Excerpted text.
— BEGIN —

OniroAI / Semantic-segmentation-with-MobileNetV3

TensorFlow (Keras) implementation of MobileNetV3 and its segmentation head
GNU General Public License v3.0
61 stars 14 forks source link

Pre-trained Model & Segmentation Questions #3

Closed InternetMaster1 closed 4 years ago

InternetMaster1 commented 4 years ago

Would it be possible to provide a pre-trained model for quick evaluation?

Many thanks in advance!

voeykovroman commented 4 years ago

Updated Readme. You may find links to the pre-trained models there. But, please, bear in mind that these models were trained only for the task of human segmentation using Pixart and Supervisely Person Datasets.

InternetMaster1 commented 4 years ago

Thank you very much for the super-quick answer and for providing the pre-trained models.

High-Accuracy Human segmentation is exactly what I am looking for!

A couple more questions :

1) What is the license of this library? Can it be used for commercial purpose?

— END —

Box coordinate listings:
— BEGIN —

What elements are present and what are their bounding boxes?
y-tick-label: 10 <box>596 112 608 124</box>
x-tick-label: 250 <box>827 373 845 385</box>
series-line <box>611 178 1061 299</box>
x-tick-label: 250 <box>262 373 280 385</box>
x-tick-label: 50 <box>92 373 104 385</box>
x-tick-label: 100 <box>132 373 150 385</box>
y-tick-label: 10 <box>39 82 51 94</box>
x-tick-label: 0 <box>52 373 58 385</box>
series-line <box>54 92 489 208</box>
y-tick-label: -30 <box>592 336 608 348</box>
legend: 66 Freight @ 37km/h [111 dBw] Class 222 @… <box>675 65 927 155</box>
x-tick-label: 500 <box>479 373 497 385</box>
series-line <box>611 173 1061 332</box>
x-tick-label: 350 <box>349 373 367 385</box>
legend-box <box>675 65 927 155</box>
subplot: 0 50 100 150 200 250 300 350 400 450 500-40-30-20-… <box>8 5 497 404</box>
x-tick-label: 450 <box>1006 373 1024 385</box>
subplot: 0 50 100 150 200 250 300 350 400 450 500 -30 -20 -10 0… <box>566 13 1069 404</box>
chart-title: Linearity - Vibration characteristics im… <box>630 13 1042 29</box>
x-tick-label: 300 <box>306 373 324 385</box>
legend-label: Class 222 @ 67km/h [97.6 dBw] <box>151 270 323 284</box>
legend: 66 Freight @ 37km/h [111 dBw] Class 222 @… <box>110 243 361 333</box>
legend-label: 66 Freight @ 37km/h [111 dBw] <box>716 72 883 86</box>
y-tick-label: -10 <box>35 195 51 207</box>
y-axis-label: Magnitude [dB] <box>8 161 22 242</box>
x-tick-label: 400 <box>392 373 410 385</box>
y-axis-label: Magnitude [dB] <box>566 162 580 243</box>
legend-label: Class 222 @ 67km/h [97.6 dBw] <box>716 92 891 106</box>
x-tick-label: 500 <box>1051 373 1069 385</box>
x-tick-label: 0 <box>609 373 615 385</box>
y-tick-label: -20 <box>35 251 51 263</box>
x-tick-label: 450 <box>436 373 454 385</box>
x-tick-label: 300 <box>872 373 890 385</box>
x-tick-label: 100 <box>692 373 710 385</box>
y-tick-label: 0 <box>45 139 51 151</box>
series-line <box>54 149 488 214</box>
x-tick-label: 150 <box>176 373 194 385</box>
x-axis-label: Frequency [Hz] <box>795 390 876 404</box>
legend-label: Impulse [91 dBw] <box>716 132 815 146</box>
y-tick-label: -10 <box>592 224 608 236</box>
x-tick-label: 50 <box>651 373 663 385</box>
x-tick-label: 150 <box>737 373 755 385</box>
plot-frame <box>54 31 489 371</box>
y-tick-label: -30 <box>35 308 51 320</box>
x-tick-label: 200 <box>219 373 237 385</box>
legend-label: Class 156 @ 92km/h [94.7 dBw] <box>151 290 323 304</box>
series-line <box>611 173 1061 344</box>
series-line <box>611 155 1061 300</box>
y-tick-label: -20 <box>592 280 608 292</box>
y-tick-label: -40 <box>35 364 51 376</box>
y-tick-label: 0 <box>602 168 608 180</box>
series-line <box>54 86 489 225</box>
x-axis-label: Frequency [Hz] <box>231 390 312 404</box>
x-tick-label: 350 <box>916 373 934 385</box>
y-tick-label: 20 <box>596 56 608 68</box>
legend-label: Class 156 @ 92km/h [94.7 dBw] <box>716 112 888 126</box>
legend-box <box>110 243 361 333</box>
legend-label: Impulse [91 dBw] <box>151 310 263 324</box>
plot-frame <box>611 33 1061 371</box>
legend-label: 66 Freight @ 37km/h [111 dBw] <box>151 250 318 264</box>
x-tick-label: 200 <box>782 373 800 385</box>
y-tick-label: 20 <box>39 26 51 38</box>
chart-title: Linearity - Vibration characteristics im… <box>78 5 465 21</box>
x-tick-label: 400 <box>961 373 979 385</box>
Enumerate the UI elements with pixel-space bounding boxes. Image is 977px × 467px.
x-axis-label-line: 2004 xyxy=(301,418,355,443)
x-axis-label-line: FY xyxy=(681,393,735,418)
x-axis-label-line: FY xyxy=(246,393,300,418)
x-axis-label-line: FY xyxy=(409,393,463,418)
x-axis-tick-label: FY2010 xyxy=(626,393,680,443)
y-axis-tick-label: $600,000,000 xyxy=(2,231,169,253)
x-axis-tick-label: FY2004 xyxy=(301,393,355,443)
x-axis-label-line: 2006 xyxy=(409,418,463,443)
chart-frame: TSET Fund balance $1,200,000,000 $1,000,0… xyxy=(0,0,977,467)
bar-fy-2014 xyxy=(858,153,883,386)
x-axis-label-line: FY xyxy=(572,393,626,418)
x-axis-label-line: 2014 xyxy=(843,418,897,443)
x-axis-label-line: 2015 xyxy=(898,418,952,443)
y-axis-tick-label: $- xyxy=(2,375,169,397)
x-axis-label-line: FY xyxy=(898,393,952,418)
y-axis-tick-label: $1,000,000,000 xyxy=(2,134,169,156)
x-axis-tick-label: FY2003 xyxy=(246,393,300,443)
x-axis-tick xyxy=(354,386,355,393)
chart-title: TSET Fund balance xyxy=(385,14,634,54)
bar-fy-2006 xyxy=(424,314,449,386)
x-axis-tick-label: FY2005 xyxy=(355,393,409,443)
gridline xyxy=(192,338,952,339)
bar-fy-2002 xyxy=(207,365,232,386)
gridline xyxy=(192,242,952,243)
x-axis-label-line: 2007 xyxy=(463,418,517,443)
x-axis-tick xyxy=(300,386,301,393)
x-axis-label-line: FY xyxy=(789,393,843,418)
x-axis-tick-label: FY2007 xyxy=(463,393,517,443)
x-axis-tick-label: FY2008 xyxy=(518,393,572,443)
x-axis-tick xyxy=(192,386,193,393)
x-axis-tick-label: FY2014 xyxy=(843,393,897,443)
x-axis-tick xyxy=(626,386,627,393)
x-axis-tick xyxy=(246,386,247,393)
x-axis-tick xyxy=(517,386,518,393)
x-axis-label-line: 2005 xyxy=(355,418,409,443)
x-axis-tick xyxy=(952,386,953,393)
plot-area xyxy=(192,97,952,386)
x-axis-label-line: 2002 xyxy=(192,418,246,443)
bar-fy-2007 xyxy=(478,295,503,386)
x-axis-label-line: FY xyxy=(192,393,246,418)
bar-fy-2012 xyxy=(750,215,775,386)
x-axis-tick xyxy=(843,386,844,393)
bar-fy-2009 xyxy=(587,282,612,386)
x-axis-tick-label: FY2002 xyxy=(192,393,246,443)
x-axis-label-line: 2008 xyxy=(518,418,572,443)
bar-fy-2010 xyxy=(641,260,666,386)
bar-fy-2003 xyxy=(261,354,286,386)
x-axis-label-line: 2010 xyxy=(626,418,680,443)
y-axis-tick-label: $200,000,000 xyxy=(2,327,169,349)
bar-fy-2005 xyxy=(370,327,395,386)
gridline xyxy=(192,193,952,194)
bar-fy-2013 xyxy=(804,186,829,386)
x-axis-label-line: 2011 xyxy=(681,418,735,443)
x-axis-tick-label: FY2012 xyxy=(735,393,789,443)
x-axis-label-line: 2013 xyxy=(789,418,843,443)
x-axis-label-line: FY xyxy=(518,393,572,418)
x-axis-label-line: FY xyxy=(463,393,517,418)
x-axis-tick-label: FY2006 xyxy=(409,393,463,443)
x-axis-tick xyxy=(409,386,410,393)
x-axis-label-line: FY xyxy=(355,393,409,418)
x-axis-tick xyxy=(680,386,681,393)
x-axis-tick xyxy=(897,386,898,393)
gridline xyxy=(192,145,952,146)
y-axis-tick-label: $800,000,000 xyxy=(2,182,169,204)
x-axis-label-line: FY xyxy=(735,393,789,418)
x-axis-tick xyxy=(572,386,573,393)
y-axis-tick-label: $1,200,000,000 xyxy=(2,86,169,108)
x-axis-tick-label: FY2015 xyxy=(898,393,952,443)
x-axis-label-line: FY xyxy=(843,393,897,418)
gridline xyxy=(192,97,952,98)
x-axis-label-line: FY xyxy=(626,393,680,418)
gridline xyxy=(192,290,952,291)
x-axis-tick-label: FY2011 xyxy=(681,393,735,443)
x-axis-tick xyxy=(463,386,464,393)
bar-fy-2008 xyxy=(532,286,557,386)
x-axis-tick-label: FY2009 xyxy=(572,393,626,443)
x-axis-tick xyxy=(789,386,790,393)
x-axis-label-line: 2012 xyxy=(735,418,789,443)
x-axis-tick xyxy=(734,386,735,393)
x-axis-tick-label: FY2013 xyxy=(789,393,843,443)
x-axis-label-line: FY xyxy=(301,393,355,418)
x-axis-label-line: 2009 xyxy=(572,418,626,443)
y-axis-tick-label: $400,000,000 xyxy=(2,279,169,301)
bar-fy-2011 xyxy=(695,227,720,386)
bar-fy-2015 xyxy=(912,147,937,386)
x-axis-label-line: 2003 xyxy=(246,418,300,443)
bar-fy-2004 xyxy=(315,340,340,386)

— END —

What you will do. Repeat the issue thread word for word between "voeykovroman commented 4" and "the pre-trained models.", inclusive. These listings have no connection to the issue thread.

Written reply.
voeykovroman commented 4 years ago

Updated Readme. You may find links to the pre-trained models there. But, please, bear in mind that these models were trained only for the task of human segmentation using Pixart and Supervisely Person Datasets.

InternetMaster1 commented 4 years ago

Thank you very much for the super-quick answer and for providing the pre-trained models.